>> Start Material shown

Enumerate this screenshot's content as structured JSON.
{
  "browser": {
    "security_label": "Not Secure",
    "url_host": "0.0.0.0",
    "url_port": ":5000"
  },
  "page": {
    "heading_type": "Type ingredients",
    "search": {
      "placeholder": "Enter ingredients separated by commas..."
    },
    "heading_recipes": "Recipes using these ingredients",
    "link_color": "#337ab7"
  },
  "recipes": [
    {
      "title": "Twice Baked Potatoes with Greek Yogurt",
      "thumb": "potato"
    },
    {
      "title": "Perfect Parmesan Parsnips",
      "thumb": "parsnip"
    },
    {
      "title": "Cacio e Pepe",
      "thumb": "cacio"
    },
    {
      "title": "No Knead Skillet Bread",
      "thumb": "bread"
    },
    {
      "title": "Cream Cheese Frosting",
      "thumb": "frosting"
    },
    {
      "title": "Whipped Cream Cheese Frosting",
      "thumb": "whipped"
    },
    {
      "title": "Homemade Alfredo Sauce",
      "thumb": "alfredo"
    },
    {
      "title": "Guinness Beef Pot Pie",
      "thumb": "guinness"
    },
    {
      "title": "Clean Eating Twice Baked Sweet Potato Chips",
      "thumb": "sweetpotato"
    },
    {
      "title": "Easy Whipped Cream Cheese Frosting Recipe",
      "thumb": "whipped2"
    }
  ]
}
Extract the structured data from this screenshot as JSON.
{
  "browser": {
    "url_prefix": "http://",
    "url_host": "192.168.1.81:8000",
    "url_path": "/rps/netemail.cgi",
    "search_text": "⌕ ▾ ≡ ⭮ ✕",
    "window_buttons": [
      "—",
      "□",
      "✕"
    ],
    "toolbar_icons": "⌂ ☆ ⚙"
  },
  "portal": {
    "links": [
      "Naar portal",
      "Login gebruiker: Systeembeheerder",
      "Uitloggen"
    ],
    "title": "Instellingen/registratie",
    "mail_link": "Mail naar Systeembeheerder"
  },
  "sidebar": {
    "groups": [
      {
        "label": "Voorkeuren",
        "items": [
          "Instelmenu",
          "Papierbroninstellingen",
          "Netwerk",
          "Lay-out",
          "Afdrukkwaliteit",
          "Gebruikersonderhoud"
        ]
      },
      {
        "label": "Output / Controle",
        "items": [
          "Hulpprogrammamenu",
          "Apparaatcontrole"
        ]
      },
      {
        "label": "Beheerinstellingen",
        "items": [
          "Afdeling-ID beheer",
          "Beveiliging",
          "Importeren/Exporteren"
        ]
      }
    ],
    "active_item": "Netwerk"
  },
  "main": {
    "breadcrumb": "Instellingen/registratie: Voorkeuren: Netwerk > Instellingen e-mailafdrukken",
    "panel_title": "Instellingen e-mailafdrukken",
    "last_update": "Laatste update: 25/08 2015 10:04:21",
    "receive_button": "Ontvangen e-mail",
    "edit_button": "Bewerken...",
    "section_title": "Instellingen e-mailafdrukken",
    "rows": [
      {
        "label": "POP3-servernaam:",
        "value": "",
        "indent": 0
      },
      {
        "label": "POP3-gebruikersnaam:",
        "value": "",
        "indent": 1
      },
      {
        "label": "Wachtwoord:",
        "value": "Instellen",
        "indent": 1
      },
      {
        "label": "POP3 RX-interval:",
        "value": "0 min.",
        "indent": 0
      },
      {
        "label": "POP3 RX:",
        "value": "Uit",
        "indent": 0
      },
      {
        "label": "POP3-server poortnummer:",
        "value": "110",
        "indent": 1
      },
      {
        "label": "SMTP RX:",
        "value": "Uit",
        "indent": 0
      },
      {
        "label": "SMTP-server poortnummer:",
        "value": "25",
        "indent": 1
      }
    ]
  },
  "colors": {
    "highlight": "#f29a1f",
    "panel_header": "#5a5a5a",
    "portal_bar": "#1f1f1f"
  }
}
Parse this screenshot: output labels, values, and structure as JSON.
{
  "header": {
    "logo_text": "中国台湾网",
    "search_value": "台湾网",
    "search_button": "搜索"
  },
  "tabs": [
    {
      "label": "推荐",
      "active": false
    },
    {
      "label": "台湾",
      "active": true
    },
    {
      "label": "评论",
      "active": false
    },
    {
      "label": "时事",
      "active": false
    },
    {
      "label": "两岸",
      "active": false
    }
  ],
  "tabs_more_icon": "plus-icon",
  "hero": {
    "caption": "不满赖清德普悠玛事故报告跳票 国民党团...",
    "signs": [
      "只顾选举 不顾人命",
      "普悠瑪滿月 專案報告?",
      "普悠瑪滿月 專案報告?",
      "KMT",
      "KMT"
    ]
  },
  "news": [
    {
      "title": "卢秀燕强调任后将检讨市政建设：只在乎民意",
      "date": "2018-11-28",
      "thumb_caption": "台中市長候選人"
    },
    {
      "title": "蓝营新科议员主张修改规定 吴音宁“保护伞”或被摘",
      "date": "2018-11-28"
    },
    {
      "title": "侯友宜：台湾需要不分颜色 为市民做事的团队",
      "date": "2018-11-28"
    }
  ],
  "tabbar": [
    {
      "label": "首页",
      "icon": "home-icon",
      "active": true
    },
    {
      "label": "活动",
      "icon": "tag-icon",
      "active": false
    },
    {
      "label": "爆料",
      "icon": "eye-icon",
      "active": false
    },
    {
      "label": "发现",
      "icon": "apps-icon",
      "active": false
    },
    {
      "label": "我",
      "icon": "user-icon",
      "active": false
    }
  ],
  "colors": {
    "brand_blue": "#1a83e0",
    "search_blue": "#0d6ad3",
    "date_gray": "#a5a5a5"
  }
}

>> End Material shown

Aim of the exercise
In the records above, locate each line with the word "JSON". Copy all such lines.

Solution to this exercise
Enumerate this screenshot's content as structured JSON.
Extract the structured data from this screenshot as JSON.
Parse this screenshot: output labels, values, and structure as JSON.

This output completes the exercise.